# Exercise aim:
Here are some records; copy every line that holds the word "乌鲁木齐".
━━━━━ The input
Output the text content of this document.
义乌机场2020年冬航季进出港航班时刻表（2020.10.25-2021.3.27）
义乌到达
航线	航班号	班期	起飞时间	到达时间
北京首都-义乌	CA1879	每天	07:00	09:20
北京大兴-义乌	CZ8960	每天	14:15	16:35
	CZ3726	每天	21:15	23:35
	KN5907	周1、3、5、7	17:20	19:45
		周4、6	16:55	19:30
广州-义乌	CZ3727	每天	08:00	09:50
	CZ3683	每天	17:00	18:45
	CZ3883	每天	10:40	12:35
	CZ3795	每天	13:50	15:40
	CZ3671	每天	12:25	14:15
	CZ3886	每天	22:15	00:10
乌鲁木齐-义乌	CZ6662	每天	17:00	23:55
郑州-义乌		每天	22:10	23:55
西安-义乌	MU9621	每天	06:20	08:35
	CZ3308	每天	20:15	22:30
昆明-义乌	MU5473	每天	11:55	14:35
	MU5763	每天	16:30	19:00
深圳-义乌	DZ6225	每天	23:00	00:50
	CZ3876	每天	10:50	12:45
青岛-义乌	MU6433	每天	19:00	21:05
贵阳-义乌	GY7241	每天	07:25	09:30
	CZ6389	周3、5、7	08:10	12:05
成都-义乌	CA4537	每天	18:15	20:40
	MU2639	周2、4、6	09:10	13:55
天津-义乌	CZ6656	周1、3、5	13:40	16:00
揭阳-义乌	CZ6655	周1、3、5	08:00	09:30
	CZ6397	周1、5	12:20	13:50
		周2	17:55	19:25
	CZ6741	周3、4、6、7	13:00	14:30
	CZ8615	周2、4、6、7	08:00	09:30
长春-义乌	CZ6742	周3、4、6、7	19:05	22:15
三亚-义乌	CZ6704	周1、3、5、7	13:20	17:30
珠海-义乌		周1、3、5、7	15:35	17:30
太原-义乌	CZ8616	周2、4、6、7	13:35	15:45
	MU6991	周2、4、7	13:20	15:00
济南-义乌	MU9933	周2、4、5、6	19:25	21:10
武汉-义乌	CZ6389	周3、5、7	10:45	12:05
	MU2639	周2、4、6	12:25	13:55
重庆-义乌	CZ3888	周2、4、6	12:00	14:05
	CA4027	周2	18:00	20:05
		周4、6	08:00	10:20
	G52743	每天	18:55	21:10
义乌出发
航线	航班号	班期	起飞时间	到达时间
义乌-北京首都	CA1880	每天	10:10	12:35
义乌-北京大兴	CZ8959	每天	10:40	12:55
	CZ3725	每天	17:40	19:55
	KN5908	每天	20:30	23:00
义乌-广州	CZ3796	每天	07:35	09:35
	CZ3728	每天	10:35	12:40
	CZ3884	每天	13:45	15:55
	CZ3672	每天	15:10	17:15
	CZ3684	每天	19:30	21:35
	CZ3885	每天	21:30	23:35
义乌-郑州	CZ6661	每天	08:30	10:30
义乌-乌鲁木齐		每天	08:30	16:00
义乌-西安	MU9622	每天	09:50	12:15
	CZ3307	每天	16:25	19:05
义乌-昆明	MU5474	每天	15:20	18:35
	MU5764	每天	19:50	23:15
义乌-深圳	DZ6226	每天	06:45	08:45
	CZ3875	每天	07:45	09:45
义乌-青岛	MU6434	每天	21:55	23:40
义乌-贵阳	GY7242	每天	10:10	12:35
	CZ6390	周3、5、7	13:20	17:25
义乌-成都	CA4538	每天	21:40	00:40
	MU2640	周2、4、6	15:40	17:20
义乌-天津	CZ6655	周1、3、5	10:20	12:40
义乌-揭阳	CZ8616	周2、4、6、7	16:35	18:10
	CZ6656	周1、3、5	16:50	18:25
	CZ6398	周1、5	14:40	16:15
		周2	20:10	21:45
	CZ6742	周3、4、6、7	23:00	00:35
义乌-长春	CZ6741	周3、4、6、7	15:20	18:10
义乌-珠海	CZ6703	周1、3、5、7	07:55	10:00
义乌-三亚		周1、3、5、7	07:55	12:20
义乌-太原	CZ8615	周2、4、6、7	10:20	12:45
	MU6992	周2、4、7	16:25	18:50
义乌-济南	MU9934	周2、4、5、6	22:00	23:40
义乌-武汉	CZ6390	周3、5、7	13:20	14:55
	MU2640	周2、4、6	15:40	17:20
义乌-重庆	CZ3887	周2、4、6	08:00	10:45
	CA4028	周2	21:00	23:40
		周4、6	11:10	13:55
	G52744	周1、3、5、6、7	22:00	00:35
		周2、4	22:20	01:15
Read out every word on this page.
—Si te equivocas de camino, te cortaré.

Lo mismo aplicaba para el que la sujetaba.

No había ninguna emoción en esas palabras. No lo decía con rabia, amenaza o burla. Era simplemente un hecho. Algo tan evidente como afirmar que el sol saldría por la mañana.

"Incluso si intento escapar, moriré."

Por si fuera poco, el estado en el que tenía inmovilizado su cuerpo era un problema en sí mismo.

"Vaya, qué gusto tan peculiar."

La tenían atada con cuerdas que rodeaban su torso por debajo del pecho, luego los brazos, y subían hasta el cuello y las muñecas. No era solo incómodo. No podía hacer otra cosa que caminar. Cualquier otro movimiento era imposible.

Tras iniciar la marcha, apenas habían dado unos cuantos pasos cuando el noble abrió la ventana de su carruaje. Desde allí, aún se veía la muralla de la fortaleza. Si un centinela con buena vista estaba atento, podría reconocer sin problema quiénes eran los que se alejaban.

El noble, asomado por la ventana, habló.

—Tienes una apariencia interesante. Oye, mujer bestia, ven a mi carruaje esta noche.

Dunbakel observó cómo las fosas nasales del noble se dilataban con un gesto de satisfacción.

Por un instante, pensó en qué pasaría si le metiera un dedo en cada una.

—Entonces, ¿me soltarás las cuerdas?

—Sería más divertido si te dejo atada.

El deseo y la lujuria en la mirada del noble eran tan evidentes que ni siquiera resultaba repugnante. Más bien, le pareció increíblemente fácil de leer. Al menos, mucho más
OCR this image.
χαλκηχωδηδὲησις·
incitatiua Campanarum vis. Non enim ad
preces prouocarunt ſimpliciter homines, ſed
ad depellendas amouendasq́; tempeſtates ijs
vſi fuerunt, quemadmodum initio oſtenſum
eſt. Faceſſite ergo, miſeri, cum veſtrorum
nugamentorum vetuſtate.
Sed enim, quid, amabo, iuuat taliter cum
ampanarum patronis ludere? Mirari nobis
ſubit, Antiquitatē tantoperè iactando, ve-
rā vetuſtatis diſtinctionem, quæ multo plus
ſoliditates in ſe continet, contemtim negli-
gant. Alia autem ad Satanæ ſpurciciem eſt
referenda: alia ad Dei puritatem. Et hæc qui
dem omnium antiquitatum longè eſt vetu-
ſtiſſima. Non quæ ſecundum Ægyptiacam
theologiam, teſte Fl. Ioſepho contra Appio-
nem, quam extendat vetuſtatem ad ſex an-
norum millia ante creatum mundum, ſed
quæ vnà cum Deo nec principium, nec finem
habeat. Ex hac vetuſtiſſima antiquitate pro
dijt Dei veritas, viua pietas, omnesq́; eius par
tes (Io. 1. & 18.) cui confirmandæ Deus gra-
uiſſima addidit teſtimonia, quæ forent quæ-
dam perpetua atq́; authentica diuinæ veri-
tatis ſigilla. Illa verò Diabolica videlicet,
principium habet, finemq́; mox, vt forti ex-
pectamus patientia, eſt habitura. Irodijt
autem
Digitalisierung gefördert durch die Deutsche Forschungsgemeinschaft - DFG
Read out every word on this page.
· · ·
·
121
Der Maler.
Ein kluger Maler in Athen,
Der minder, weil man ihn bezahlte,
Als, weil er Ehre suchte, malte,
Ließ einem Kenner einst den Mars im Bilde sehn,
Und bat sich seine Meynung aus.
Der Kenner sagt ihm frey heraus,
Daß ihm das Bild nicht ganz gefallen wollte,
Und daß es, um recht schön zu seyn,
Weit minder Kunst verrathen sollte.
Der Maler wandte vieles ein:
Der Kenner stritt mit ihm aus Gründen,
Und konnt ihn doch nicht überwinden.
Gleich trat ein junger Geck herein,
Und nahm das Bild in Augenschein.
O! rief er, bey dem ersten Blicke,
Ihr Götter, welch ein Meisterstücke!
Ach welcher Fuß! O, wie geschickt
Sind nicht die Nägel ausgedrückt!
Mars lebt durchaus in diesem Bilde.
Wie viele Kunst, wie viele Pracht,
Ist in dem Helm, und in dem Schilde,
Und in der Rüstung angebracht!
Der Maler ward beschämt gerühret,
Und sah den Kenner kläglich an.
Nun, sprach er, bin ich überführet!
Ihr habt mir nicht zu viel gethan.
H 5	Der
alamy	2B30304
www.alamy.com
━━━━━━━━━━
# Exercise output:
乌鲁木齐-义乌	CZ6662	每天	17:00	23:55
义乌-乌鲁木齐		每天	08:30	16:00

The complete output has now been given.